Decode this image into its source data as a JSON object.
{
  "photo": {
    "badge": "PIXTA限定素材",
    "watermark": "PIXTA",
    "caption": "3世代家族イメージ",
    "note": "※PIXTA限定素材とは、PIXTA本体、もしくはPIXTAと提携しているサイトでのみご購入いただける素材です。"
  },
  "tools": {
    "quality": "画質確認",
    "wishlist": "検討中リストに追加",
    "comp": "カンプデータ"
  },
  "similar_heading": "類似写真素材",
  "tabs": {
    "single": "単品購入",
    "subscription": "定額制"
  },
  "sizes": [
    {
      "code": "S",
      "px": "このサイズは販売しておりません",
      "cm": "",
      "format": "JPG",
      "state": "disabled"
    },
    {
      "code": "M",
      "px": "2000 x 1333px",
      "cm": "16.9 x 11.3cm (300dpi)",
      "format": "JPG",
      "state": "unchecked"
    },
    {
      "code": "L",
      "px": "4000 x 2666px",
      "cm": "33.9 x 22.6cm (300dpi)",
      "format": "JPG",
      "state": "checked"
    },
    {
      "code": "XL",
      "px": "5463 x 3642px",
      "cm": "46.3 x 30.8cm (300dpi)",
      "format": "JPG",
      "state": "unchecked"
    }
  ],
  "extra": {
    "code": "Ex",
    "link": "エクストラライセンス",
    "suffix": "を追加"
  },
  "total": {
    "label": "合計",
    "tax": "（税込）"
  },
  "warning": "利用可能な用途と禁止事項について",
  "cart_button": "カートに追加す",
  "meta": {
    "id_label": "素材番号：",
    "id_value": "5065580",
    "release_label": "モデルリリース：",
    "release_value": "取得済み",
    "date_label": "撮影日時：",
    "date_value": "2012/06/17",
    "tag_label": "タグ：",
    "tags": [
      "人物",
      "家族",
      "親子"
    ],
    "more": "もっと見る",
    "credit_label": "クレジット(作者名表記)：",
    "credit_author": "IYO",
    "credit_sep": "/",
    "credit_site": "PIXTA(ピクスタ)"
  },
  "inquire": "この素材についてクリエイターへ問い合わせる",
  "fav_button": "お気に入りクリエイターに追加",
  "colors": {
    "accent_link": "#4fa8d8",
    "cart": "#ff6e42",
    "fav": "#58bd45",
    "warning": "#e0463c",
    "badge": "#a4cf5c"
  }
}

---*---

Stated task:
Of the lines in this listing, report how many contain the string "warning", and give the number only.

Solution to this problem:
2